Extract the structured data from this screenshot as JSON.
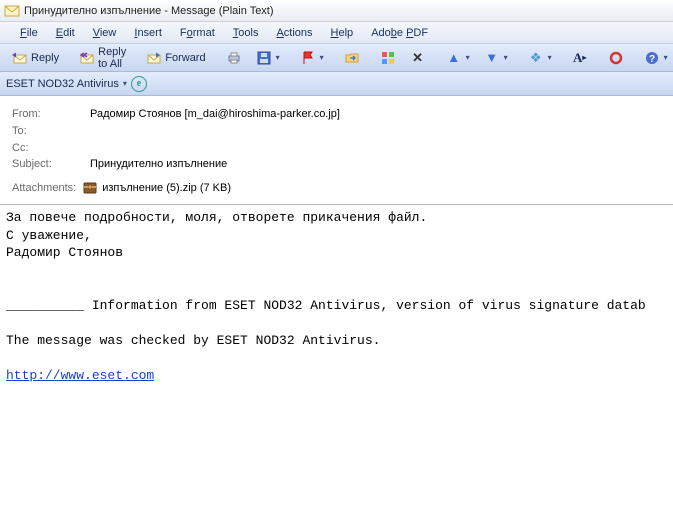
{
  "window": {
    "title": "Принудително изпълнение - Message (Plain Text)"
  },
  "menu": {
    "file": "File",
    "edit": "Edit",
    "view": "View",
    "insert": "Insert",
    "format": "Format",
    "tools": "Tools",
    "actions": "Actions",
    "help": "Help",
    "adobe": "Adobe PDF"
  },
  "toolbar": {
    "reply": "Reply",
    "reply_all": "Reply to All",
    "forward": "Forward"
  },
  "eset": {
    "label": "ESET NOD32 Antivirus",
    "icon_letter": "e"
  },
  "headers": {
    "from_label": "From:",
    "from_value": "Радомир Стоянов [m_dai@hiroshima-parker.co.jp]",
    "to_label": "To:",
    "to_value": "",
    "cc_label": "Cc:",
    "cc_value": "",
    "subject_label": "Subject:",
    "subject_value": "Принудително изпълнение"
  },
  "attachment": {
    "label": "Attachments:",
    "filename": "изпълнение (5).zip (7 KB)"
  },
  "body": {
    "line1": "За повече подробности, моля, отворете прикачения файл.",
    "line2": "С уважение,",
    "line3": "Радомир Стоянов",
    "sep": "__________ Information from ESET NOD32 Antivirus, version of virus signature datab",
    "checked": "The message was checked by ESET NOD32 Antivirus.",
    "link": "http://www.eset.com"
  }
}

# # # #

* What is being asked *
Every line of the data above is to be repeated exactly; the images are to be left out.

* Solution to this task *
Extract the structured data from this screenshot as JSON.
{
  "window": {
    "title": "Принудително изпълнение - Message (Plain Text)"
  },
  "menu": {
    "file": "File",
    "edit": "Edit",
    "view": "View",
    "insert": "Insert",
    "format": "Format",
    "tools": "Tools",
    "actions": "Actions",
    "help": "Help",
    "adobe": "Adobe PDF"
  },
  "toolbar": {
    "reply": "Reply",
    "reply_all": "Reply to All",
    "forward": "Forward"
  },
  "eset": {
    "label": "ESET NOD32 Antivirus",
    "icon_letter": "e"
  },
  "headers": {
    "from_label": "From:",
    "from_value": "Радомир Стоянов [m_dai@hiroshima-parker.co.jp]",
    "to_label": "To:",
    "to_value": "",
    "cc_label": "Cc:",
    "cc_value": "",
    "subject_label": "Subject:",
    "subject_value": "Принудително изпълнение"
  },
  "attachment": {
    "label": "Attachments:",
    "filename": "изпълнение (5).zip (7 KB)"
  },
  "body": {
    "line1": "За повече подробности, моля, отворете прикачения файл.",
    "line2": "С уважение,",
    "line3": "Радомир Стоянов",
    "sep": "__________ Information from ESET NOD32 Antivirus, version of virus signature datab",
    "checked": "The message was checked by ESET NOD32 Antivirus.",
    "link": "http://www.eset.com"
  }
}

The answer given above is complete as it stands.